== Given instruction ==
Read the records and write them out again exactly.

Items listed in a dataset
+++++

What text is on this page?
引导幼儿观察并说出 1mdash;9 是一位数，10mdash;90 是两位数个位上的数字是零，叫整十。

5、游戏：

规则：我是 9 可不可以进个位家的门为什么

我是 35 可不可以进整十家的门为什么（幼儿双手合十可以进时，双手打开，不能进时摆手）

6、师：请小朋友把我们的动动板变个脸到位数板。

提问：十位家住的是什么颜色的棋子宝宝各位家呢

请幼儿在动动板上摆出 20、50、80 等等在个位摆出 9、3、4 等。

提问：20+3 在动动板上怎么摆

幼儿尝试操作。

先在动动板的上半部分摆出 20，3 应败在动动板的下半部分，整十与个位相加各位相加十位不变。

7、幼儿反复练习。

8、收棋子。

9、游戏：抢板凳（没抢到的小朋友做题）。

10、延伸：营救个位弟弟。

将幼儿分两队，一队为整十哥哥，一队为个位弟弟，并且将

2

+++++

== Solution to this exercise ==
What text is on this page?
引导幼儿观察并说出 1mdash;9 是一位数，10mdash;90 是两位数个位上的数字是零，叫整十。

5、游戏：

规则：我是 9 可不可以进个位家的门为什么

我是 35 可不可以进整十家的门为什么（幼儿双手合十可以进时，双手打开，不能进时摆手）

6、师：请小朋友把我们的动动板变个脸到位数板。

提问：十位家住的是什么颜色的棋子宝宝各位家呢

请幼儿在动动板上摆出 20、50、80 等等在个位摆出 9、3、4 等。

提问：20+3 在动动板上怎么摆

幼儿尝试操作。

先在动动板的上半部分摆出 20，3 应败在动动板的下半部分，整十与个位相加各位相加十位不变。

7、幼儿反复练习。

8、收棋子。

9、游戏：抢板凳（没抢到的小朋友做题）。

10、延伸：营救个位弟弟。

将幼儿分两队，一队为整十哥哥，一队为个位弟弟，并且将

2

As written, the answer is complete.